* [What is required]: Please continue the passage on marketers and mobile messaging apps, picking up after its last sentence.

Selected passage below:

Here's what we do know:

  • There are about 7 billion people on earth 
  • 6 billion of them have mobile phones
  • 1 billion (and growing) of them have smartphones with nearly 400m of those in China
  • People communicate, consume media and transact on mobile phones - in that order
  • Mobile phones sit at the core of our social graph. We create photos and we share good times with friends. I don't often post while I am sitting at home working. I post when I am out and about doing fun things that I want to share. 

What drives a $6B valuation beyond pure speculation, optimism and wishful thinking?

You have to believe that marketers and advertisers will increasingly turn their attention - and their spend - to mobile apps like Facebook, WeChat, SnapChat, WhatsApp, Kakao, Celltick .... mobile apps where consumers spend a disproportionate amount of their time. 

For marketers seeking reach, few mobile media properties can top what this collection of social networking, sharing or instant messaging applications offer. Consumers flock to apps like WeChat for the features. Apps like WeChat rock it compared to the typical experience directly on the platform. AND ... they do it on the 2G/Edge networks that billions of consumers rely upon around the world who don't have inexpensive data plans like we do in the US. Sure - I can't imagine life without 4G. Most of China is still waiting on 3G. 

WeChat went from zero to more than 400m users in less than two years. That is mind-blowing growth. Are they monetising it? Not really - a little. Like many apps, they are being protective of the user experience. They allow consumers to subscribe to channels or opt in to receive messages and content from brands. They limit the direct or untargeted access that brands have - if they have it at all. These apps start simple - instant messaging or photo sharing or story sharing ... but before you know it, the audience is so big that marketers are embedding commerce and marketing into these apps (along with their own) because that is where their customers are. It makes sense. (And my colleague Melissa Parrish offers a deeper dive in this research.) I placed a take-out order in a restaurant in WeChat in Beijing. Yeah - no limits. 

If marketers create great content, contests (Nike - badges chance to meet LeBron James), give away's (Starbucks - sent songs to 270,000 people who told them how they were feeling over a 4 week period) (Source: Adage), etc., there is no medium that goes viral faster than mobile - just by the ease of sharing and number of people with mobile devices. It's hard to get consumers to download your app. As Melissa says, if you can't get that done, ride on someone else's.

End of Selected passage.
Excerpted data below:

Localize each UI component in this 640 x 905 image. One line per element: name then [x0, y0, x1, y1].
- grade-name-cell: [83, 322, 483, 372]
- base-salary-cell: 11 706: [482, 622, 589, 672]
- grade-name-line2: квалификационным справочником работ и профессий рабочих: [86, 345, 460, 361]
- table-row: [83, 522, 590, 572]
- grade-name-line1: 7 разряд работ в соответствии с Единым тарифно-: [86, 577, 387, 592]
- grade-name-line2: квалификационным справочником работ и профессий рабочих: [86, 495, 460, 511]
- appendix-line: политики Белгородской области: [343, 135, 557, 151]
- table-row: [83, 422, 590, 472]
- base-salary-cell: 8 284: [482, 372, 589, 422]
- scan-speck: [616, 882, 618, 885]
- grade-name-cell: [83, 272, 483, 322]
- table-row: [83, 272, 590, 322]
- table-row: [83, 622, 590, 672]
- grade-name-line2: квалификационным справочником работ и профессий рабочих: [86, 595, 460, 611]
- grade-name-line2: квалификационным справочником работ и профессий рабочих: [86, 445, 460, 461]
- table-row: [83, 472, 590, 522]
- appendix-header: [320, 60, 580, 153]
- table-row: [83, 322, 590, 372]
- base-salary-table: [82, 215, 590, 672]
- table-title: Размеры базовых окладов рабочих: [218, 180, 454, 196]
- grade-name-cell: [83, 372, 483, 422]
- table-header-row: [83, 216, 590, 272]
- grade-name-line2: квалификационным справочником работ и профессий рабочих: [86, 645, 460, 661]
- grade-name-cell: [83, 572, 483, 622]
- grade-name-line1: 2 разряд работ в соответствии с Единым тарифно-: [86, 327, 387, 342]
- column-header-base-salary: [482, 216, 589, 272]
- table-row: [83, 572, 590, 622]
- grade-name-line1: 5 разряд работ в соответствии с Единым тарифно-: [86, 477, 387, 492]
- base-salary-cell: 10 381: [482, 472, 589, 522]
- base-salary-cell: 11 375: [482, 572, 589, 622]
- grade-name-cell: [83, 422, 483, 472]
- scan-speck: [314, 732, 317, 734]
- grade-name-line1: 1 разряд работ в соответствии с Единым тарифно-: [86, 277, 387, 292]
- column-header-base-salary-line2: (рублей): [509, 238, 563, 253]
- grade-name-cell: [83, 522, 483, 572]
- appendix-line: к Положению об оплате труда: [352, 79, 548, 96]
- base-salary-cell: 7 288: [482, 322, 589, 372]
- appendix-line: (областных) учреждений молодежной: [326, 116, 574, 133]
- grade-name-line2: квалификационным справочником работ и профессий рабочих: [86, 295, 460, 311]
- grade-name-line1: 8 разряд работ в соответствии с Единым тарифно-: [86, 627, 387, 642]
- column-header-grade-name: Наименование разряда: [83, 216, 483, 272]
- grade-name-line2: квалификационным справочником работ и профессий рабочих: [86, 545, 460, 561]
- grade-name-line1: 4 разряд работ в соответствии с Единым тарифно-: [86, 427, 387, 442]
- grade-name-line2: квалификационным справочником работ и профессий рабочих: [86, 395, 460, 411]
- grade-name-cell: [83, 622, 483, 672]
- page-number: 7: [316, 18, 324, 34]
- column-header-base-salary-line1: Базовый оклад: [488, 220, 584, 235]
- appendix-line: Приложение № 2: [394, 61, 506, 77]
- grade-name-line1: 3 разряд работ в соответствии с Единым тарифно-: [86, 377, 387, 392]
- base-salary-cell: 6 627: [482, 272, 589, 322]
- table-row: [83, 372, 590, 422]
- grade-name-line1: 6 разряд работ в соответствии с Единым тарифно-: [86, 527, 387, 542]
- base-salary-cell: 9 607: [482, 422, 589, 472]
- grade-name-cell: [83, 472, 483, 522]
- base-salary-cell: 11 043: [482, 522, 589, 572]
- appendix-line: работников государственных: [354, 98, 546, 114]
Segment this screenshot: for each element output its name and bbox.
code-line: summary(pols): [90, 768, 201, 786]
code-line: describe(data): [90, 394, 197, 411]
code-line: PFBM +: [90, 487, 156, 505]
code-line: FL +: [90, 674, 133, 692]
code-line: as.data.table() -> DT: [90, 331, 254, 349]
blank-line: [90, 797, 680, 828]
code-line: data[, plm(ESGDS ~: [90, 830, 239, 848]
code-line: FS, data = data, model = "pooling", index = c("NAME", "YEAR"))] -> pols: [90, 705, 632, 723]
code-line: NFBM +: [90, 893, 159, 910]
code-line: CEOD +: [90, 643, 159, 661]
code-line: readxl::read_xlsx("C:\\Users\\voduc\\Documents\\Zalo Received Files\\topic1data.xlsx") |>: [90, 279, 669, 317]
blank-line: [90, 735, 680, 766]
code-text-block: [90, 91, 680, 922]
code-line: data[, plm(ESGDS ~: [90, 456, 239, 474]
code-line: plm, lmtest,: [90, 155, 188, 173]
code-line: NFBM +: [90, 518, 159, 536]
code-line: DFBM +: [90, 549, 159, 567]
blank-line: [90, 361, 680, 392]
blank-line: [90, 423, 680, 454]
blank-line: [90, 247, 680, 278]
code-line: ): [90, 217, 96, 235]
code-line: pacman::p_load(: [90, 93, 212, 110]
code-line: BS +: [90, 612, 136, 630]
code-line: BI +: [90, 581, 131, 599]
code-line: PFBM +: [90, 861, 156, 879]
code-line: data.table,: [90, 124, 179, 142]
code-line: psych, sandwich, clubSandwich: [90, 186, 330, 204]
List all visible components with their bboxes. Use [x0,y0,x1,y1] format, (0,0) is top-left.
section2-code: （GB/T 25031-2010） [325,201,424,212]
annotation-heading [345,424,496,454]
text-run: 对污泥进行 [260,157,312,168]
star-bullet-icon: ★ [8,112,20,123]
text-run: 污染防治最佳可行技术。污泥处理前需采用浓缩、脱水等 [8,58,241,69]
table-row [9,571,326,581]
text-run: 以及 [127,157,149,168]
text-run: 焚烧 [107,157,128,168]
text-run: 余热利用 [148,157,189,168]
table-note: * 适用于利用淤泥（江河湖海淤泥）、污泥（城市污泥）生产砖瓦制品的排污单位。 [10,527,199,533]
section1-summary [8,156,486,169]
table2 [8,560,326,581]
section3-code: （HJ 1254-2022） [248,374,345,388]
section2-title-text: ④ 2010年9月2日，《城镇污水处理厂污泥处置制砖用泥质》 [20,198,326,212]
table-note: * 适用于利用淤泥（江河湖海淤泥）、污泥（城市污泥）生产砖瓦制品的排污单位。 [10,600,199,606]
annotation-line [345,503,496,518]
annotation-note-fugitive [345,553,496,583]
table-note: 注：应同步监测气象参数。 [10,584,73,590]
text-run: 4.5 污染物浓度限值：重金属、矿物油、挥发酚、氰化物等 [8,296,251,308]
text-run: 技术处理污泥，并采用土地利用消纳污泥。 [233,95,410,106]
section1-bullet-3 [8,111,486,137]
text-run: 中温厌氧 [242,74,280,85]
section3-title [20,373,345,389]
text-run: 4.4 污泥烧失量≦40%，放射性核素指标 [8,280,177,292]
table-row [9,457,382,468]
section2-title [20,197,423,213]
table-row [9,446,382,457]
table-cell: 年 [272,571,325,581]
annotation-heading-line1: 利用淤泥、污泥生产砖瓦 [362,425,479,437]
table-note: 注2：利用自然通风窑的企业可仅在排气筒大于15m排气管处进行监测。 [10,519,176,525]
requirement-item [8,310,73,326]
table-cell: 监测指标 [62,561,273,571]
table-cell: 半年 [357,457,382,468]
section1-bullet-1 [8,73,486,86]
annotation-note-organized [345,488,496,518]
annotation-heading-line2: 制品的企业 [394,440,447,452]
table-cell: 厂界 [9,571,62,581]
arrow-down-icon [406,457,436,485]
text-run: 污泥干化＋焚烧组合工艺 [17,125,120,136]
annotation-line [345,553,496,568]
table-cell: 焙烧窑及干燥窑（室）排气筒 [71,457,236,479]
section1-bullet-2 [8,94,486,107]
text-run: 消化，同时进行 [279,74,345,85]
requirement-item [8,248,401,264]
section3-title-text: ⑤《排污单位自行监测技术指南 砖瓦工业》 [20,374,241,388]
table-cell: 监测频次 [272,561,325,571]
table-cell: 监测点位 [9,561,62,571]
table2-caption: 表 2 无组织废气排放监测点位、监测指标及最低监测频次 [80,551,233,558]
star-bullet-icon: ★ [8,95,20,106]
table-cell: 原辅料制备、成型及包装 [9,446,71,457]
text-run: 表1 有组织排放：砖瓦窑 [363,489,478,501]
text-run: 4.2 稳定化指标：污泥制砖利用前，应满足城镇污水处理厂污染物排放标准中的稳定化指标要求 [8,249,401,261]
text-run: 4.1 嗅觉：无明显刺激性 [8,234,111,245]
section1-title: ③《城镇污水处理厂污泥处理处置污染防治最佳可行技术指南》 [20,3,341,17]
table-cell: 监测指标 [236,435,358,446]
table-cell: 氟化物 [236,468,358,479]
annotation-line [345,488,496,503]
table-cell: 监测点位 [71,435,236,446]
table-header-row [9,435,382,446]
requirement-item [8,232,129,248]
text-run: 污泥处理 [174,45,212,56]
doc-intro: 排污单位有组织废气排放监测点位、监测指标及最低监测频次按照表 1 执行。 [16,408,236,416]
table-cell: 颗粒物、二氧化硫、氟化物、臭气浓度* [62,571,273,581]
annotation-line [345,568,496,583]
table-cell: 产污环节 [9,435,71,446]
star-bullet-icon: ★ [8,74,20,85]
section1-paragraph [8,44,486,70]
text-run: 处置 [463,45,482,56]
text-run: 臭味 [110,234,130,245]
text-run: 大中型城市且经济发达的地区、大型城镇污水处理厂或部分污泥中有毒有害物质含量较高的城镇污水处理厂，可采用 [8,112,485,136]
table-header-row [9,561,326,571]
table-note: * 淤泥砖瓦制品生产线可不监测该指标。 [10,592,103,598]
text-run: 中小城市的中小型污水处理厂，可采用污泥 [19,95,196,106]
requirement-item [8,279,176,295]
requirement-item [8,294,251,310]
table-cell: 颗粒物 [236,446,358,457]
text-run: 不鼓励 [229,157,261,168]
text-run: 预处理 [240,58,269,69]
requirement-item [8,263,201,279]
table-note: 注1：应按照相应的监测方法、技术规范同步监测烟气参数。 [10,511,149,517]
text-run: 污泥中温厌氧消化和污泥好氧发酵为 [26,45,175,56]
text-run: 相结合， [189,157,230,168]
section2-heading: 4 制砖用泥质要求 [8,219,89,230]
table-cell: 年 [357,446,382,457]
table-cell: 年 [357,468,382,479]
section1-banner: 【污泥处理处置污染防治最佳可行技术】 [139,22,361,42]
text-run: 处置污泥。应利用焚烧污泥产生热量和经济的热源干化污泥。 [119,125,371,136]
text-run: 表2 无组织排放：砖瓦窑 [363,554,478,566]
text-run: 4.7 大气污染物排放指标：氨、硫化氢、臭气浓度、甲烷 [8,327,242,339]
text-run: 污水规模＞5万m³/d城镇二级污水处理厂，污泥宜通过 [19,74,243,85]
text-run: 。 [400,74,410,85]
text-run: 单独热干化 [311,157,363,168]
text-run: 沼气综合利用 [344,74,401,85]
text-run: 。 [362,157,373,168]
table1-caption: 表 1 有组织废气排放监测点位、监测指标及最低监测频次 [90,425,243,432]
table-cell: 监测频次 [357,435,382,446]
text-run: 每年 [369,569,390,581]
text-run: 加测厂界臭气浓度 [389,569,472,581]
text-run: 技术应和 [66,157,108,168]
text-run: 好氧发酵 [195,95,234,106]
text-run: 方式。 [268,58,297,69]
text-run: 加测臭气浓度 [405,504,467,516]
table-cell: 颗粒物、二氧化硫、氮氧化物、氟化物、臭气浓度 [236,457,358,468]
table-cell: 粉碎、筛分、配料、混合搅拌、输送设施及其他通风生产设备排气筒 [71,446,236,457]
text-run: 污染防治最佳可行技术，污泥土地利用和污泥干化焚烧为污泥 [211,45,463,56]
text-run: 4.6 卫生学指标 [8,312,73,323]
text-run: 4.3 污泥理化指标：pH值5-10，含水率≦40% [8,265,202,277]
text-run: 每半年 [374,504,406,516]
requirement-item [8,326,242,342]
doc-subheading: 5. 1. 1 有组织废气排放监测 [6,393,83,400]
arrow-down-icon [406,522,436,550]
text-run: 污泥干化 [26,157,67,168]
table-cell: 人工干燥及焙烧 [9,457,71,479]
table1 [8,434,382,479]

End of Excerpted data.

* [Expected answer]:
Why does Facebook make a bid for Snapchat?

I am not privy to that insider information. I would offer a few ideas:

Why did ABC buy ESPN? or Disney? What do media properties buy one another? Maybe scale. More likely - reach to a new audience defined by age, interests, geography, etc. More and more media minutes are being spent on mobile. The dollars haven't followed - enough, but the growth trajectory is attractive. 

Mobile offers phenomenal targeting capabilities based on the context mobile phones offer. You need a huge audience, however, to slice it and dice it in ways that take advantage of the targeting. Targeting today on mobile devices is limited relative to potential. 

The more a consumer uses an app, the more you learn about that user and the more relevant you can make your services. The more services, utility or value you offer, the more minutes you get, the more you learn, the better you serve, and then you can better target or offer relevance. Just because the content isn't saved, doesn't mean the learnings aren't saved. 

And remember - while folks mostly are thinking of marketing on these apps, there is also commerce - small today, but it's there - so don't ignore this phenom eBus pros

There could also be some technology, patents and people in the mix - but less likely though possibly to be the drivers of billions in valuation at an early stage. 

The founders most likely have a belief or a vision of great things to come - it's at the heart of why entrepreneurs do what they do. 

Julie Ask is an analyst at Forrester Research.